→ WHAT IS BEING ASKED
Output every line below without omitting or altering anything.

→ DATA ROWS
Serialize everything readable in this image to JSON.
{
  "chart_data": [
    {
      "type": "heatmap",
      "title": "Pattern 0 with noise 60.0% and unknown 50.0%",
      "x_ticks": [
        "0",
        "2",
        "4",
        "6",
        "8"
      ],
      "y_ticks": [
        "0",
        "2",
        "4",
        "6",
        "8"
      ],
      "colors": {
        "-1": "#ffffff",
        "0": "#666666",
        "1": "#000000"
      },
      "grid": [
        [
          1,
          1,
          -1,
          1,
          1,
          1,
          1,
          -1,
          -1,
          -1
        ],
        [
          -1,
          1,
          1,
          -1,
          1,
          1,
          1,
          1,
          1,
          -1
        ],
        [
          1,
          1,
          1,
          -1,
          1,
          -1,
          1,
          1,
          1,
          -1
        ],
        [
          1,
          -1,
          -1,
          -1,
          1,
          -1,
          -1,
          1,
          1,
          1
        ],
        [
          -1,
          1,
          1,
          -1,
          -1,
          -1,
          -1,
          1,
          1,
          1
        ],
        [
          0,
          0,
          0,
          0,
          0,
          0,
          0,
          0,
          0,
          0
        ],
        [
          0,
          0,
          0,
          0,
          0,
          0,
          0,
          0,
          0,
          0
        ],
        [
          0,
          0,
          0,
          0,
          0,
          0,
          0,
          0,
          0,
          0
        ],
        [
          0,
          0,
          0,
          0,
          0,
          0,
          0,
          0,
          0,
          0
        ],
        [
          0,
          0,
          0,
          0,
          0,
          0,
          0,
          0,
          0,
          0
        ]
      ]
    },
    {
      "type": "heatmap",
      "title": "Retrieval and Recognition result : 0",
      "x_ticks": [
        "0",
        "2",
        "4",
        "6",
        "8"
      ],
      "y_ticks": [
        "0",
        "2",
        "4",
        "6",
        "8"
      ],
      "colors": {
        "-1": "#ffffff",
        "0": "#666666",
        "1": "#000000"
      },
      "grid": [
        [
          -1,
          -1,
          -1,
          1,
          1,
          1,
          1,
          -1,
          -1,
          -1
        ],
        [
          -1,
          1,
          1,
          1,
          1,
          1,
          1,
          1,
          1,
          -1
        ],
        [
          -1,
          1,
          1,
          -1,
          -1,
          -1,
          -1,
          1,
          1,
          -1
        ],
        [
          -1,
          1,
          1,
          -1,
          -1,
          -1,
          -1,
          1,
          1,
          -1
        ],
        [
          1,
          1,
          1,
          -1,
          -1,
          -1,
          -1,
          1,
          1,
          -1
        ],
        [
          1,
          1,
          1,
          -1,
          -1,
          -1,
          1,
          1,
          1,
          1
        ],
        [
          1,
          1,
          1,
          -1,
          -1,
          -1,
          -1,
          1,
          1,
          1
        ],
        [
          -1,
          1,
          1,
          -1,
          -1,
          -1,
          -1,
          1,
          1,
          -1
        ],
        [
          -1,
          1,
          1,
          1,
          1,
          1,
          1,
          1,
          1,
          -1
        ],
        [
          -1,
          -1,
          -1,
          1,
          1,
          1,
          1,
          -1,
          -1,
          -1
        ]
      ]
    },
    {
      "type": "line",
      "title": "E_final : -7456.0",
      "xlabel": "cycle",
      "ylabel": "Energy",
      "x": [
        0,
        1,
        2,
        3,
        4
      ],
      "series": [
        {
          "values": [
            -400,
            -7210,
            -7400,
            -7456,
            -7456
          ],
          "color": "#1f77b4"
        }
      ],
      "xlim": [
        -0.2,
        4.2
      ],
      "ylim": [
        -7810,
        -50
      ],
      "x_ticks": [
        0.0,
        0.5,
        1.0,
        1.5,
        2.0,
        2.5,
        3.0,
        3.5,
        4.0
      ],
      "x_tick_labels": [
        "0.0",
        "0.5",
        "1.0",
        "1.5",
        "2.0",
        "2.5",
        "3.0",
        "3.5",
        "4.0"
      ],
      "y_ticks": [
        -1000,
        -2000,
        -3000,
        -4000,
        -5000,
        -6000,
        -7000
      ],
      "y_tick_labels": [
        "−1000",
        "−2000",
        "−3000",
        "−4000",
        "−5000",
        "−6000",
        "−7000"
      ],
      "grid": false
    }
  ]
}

→ ANSWER TO THIS TASK
Serialize everything readable in this image to JSON.
{
  "chart_data": [
    {
      "type": "heatmap",
      "title": "Pattern 0 with noise 60.0% and unknown 50.0%",
      "x_ticks": [
        "0",
        "2",
        "4",
        "6",
        "8"
      ],
      "y_ticks": [
        "0",
        "2",
        "4",
        "6",
        "8"
      ],
      "colors": {
        "-1": "#ffffff",
        "0": "#666666",
        "1": "#000000"
      },
      "grid": [
        [
          1,
          1,
          -1,
          1,
          1,
          1,
          1,
          -1,
          -1,
          -1
        ],
        [
          -1,
          1,
          1,
          -1,
          1,
          1,
          1,
          1,
          1,
          -1
        ],
        [
          1,
          1,
          1,
          -1,
          1,
          -1,
          1,
          1,
          1,
          -1
        ],
        [
          1,
          -1,
          -1,
          -1,
          1,
          -1,
          -1,
          1,
          1,
          1
        ],
        [
          -1,
          1,
          1,
          -1,
          -1,
          -1,
          -1,
          1,
          1,
          1
        ],
        [
          0,
          0,
          0,
          0,
          0,
          0,
          0,
          0,
          0,
          0
        ],
        [
          0,
          0,
          0,
          0,
          0,
          0,
          0,
          0,
          0,
          0
        ],
        [
          0,
          0,
          0,
          0,
          0,
          0,
          0,
          0,
          0,
          0
        ],
        [
          0,
          0,
          0,
          0,
          0,
          0,
          0,
          0,
          0,
          0
        ],
        [
          0,
          0,
          0,
          0,
          0,
          0,
          0,
          0,
          0,
          0
        ]
      ]
    },
    {
      "type": "heatmap",
      "title": "Retrieval and Recognition result : 0",
      "x_ticks": [
        "0",
        "2",
        "4",
        "6",
        "8"
      ],
      "y_ticks": [
        "0",
        "2",
        "4",
        "6",
        "8"
      ],
      "colors": {
        "-1": "#ffffff",
        "0": "#666666",
        "1": "#000000"
      },
      "grid": [
        [
          -1,
          -1,
          -1,
          1,
          1,
          1,
          1,
          -1,
          -1,
          -1
        ],
        [
          -1,
          1,
          1,
          1,
          1,
          1,
          1,
          1,
          1,
          -1
        ],
        [
          -1,
          1,
          1,
          -1,
          -1,
          -1,
          -1,
          1,
          1,
          -1
        ],
        [
          -1,
          1,
          1,
          -1,
          -1,
          -1,
          -1,
          1,
          1,
          -1
        ],
        [
          1,
          1,
          1,
          -1,
          -1,
          -1,
          -1,
          1,
          1,
          -1
        ],
        [
          1,
          1,
          1,
          -1,
          -1,
          -1,
          1,
          1,
          1,
          1
        ],
        [
          1,
          1,
          1,
          -1,
          -1,
          -1,
          -1,
          1,
          1,
          1
        ],
        [
          -1,
          1,
          1,
          -1,
          -1,
          -1,
          -1,
          1,
          1,
          -1
        ],
        [
          -1,
          1,
          1,
          1,
          1,
          1,
          1,
          1,
          1,
          -1
        ],
        [
          -1,
          -1,
          -1,
          1,
          1,
          1,
          1,
          -1,
          -1,
          -1
        ]
      ]
    },
    {
      "type": "line",
      "title": "E_final : -7456.0",
      "xlabel": "cycle",
      "ylabel": "Energy",
      "x": [
        0,
        1,
        2,
        3,
        4
      ],
      "series": [
        {
          "values": [
            -400,
            -7210,
            -7400,
            -7456,
            -7456
          ],
          "color": "#1f77b4"
        }
      ],
      "xlim": [
        -0.2,
        4.2
      ],
      "ylim": [
        -7810,
        -50
      ],
      "x_ticks": [
        0.0,
        0.5,
        1.0,
        1.5,
        2.0,
        2.5,
        3.0,
        3.5,
        4.0
      ],
      "x_tick_labels": [
        "0.0",
        "0.5",
        "1.0",
        "1.5",
        "2.0",
        "2.5",
        "3.0",
        "3.5",
        "4.0"
      ],
      "y_ticks": [
        -1000,
        -2000,
        -3000,
        -4000,
        -5000,
        -6000,
        -7000
      ],
      "y_tick_labels": [
        "−1000",
        "−2000",
        "−3000",
        "−4000",
        "−5000",
        "−6000",
        "−7000"
      ],
      "grid": false
    }
  ]
}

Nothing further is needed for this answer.